[begin Selected text]
Keywords: Knowledge Management, Industry, Australia, Survey, Quantitative Research


1. Introduction

Al-hawari and Hasan (2002) have developed a knowledge space model (K-space) that has subsequently been used as the basis for research through which four dominant knowledge management styles have been identified, namely: adoption, standardisation, systemisation and articulation (Hasan & Al-hawari 2003). These styles involve a set of drivers derived from the enabler cycles of Von Krogh et al (2000). Knowledge enablers work in cycles to create and transfer knowledge, and are related to how particular managers’ deal with the knowledge assets of the firm (ibid).

The adoption and articulation styles were found to positively affect organisational performance since these styles were usually deployed to good effect by organisations in material–based industries, as is the case in countries such as Australia. These two styles are more human-oriented (Al-hawari & Hasan, 2004). On the other hand, the standardisation and systemisation styles were not found to greatly affect organisational performance since they mostly rely heavily on technical knowledge and technology-based industries, which are not the main focus of most Australian companies (Al-hawari & Hasan, 2004).

The previous research has not yet tested which style, or a set of styles is significantly deployed by the industry. This paper will investigate these styles within the three industries using the one-way ANOVA analysis and post-hoc test.

The paper begins with a brief overview of the knowledge management styles in the literature. It then presents the results of an empirical study that addresses the research question and concludes with a brief discussion and conclusion of these results.

2. Knowledge Management Styles Addressed in the Literature

Knowledge management style is related to how particular managers deal with the knowledge assets of the firm (Birkinshaw 2002) and what approaches they deploy for KM (Jordan & Jones 1997). Style is a personal attribute and so knowledge management style varies from one manager to another, and may be influenced by the culture of their organisation. Some managers recognise knowledge management as a purely technology issue while others recognise it as a strictly human concern. In the technological approach, knowledge is treated as more explicit, and therefore it is usually codified; in the belief that this guarantees efficiency. However, this is rarely the case (Jordan & Jones 1997). Other approaches rely heavily on human knowledge, but are also unlikely to be successful if they are not integrated with approaches linked to modern technology (ibid). The majority of managers recognise knowledge management as a mixture of the human and technical with an emphasis depending on how they classify knowledge itself.

Jordan & Jones (1997) have suggested five dominant knowledge management styles as follows, arguing, as we do, that with one style it is not possible to conduct efficient and effective knowledge management:

1.      The knowledge acquisition style with two dimensions: focus and search.

2.      The problem solving style with four dimensions; ‘location’, ‘procedure’, ‘activity’ and ‘scope’.

3.      The dissemination style with two dimensions: ‘processes’, ‘breadth’. Process describes whether knowledge is shared formally or informally. Breadth describes knowledge sharing as wide or narrow.
[end Selected text]
[begin Supplied information]
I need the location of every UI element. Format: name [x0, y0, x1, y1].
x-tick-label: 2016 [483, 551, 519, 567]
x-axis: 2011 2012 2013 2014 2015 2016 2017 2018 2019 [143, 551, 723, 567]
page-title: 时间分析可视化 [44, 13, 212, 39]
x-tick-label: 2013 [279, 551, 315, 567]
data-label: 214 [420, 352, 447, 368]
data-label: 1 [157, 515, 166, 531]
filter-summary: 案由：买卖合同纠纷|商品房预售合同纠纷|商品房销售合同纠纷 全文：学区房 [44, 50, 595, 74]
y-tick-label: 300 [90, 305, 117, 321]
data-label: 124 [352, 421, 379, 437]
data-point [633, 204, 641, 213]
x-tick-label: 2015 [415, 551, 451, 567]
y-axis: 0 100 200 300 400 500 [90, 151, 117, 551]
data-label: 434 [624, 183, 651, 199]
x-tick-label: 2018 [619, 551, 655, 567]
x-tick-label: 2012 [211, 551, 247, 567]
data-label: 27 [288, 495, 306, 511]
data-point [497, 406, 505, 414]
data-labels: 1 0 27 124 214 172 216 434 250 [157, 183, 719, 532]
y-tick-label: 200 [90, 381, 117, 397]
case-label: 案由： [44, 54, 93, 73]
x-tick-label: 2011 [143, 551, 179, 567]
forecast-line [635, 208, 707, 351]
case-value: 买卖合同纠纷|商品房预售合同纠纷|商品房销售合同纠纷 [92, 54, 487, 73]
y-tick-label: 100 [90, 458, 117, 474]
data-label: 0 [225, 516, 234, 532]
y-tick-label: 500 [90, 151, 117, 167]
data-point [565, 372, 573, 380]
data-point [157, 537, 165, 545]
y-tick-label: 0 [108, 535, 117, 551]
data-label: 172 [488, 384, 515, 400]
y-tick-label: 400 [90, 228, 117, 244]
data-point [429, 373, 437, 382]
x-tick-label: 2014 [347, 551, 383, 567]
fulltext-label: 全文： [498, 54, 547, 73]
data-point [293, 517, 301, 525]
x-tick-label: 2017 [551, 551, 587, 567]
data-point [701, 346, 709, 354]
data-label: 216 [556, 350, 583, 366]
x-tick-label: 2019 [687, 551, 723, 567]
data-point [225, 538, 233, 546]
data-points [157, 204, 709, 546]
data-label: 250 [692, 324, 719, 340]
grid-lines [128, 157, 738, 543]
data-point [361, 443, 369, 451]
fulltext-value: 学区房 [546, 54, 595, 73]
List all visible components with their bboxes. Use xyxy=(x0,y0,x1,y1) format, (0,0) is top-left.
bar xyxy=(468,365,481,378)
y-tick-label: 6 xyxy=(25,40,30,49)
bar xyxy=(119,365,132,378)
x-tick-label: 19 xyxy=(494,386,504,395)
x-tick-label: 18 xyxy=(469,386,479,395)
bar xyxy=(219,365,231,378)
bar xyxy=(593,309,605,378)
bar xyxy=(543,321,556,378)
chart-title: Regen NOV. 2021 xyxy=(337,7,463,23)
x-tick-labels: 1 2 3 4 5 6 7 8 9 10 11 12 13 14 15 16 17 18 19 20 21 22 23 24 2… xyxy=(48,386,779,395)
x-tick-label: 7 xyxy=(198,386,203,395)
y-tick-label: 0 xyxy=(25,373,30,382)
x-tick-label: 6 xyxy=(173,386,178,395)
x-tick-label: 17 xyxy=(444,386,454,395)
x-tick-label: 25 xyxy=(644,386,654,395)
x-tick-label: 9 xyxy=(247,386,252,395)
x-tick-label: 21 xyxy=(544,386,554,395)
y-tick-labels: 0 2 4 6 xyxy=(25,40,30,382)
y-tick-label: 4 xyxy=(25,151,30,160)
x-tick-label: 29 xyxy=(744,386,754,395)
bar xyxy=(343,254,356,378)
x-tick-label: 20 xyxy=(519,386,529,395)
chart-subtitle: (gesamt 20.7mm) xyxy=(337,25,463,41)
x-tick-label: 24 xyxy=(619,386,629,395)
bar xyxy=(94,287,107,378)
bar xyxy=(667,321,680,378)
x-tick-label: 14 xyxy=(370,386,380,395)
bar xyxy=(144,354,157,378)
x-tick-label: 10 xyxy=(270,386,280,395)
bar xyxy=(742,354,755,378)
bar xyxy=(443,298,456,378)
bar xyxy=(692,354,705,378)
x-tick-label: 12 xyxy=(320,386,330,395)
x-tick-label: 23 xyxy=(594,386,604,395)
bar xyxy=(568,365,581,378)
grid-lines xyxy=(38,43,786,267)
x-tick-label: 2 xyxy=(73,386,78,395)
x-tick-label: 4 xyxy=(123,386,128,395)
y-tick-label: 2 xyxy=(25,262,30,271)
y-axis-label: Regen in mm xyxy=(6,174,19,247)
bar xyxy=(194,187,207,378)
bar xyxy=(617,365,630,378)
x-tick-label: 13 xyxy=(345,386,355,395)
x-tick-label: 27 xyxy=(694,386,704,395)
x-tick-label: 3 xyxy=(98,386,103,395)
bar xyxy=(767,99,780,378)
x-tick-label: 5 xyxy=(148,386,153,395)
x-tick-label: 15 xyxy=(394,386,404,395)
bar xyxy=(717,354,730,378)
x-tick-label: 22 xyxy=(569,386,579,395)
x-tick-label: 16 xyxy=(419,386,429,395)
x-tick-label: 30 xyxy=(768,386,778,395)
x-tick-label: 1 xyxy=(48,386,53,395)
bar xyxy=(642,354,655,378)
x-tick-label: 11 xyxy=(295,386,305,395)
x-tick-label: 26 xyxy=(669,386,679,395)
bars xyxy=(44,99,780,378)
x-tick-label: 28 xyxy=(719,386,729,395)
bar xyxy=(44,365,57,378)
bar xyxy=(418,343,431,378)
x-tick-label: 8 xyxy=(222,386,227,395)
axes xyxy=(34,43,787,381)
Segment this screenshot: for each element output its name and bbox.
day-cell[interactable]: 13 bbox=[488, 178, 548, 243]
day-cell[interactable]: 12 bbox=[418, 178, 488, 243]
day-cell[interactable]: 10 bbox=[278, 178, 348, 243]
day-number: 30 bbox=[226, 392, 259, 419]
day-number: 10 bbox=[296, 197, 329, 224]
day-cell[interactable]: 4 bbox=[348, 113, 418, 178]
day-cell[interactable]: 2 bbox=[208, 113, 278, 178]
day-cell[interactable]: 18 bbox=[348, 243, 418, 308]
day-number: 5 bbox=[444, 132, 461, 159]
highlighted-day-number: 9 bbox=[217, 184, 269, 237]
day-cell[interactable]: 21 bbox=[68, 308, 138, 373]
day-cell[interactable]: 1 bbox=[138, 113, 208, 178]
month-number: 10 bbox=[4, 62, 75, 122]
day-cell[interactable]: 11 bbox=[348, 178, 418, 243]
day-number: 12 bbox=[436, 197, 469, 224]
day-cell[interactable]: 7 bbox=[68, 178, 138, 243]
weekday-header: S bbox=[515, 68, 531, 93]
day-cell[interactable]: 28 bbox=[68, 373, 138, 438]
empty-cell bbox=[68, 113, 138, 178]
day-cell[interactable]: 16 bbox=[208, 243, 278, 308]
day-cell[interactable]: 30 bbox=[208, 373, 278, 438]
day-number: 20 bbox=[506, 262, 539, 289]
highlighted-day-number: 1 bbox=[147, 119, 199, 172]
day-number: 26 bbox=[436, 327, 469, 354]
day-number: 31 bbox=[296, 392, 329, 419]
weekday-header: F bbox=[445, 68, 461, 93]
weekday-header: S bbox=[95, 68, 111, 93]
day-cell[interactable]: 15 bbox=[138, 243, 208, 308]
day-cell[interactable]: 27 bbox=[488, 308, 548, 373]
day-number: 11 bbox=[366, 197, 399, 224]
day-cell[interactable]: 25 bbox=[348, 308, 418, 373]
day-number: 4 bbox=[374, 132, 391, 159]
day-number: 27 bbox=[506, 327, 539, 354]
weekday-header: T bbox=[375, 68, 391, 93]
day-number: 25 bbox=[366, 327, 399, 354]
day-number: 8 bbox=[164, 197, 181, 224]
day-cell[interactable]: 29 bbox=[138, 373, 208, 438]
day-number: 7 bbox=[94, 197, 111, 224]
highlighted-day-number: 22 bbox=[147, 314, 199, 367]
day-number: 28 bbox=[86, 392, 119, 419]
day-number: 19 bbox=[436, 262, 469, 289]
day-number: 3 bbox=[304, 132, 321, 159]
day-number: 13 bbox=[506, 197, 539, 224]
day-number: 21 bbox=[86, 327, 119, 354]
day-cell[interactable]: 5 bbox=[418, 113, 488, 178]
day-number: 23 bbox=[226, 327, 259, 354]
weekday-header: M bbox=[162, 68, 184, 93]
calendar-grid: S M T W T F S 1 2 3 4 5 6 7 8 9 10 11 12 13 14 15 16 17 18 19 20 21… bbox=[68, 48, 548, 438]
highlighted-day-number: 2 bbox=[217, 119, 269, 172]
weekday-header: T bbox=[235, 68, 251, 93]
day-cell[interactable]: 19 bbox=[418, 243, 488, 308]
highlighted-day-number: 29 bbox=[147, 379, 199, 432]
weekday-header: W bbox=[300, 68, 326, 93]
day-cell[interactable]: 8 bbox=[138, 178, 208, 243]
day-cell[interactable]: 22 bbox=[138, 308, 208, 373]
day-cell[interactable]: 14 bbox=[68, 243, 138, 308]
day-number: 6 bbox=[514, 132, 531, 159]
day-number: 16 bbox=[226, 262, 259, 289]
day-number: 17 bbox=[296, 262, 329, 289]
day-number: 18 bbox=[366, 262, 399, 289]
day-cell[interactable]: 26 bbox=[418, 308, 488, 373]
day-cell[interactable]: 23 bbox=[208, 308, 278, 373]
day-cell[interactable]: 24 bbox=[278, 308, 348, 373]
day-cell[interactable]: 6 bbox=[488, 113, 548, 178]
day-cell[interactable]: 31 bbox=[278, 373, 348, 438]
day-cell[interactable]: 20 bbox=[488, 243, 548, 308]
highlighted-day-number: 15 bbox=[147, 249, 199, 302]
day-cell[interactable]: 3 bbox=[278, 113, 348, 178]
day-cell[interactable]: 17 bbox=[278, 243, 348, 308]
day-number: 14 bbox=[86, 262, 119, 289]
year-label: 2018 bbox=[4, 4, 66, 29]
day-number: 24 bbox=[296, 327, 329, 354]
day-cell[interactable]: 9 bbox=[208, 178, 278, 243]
[end Supplied information]
## Tasks and exercises
- A) In the knowledge management text, which two styles were found to positively affect organizational performance?
- B) From the knowledge management text, extract the passage from "1. Introduction" up to and including "the firm (ibid).".
- C) List every knowledge management style that the knowledge management text says was identified through research based on the K-space model.

## Task responses
- A) The adoption and articulation styles.

- B)
1. Introduction

Al-hawari and Hasan (2002) have developed a knowledge space model (K-space) that has subsequently been used as the basis for research through which four dominant knowledge management styles have been identified, namely: adoption, standardisation, systemisation and articulation (Hasan & Al-hawari 2003). These styles involve a set of drivers derived from the enabler cycles of Von Krogh et al (2000). Knowledge enablers work in cycles to create and transfer knowledge, and are related to how particular managers’ deal with the knowledge assets of the firm (ibid).

- C) adoption, standardisation, systemisation, articulation